(Data entries for graphics)

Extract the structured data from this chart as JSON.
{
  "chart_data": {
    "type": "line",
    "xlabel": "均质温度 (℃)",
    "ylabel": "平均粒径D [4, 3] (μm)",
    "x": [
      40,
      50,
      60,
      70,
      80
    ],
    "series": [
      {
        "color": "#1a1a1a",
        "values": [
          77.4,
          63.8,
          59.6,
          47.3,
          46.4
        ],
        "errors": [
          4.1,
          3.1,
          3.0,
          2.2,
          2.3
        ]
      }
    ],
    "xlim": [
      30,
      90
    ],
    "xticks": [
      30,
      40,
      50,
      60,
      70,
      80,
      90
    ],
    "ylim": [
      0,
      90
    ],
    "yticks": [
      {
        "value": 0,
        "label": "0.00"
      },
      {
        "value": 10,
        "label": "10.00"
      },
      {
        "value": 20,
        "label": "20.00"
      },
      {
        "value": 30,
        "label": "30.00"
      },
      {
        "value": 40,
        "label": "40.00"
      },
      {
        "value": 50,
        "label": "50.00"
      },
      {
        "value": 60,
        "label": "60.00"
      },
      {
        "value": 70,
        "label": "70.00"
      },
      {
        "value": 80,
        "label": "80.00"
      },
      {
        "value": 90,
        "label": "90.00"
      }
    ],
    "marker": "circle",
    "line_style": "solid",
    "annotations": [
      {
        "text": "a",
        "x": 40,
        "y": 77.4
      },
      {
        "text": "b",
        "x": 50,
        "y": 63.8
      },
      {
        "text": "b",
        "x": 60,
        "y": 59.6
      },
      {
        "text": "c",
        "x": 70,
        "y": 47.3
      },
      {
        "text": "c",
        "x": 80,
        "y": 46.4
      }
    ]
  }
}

- _What to do_
Output the full listing without altering anything.

- _Full response_
Extract the structured data from this chart as JSON.
{
  "chart_data": {
    "type": "line",
    "xlabel": "均质温度 (℃)",
    "ylabel": "平均粒径D [4, 3] (μm)",
    "x": [
      40,
      50,
      60,
      70,
      80
    ],
    "series": [
      {
        "color": "#1a1a1a",
        "values": [
          77.4,
          63.8,
          59.6,
          47.3,
          46.4
        ],
        "errors": [
          4.1,
          3.1,
          3.0,
          2.2,
          2.3
        ]
      }
    ],
    "xlim": [
      30,
      90
    ],
    "xticks": [
      30,
      40,
      50,
      60,
      70,
      80,
      90
    ],
    "ylim": [
      0,
      90
    ],
    "yticks": [
      {
        "value": 0,
        "label": "0.00"
      },
      {
        "value": 10,
        "label": "10.00"
      },
      {
        "value": 20,
        "label": "20.00"
      },
      {
        "value": 30,
        "label": "30.00"
      },
      {
        "value": 40,
        "label": "40.00"
      },
      {
        "value": 50,
        "label": "50.00"
      },
      {
        "value": 60,
        "label": "60.00"
      },
      {
        "value": 70,
        "label": "70.00"
      },
      {
        "value": 80,
        "label": "80.00"
      },
      {
        "value": 90,
        "label": "90.00"
      }
    ],
    "marker": "circle",
    "line_style": "solid",
    "annotations": [
      {
        "text": "a",
        "x": 40,
        "y": 77.4
      },
      {
        "text": "b",
        "x": 50,
        "y": 63.8
      },
      {
        "text": "b",
        "x": 60,
        "y": 59.6
      },
      {
        "text": "c",
        "x": 70,
        "y": 47.3
      },
      {
        "text": "c",
        "x": 80,
        "y": 46.4
      }
    ]
  }
}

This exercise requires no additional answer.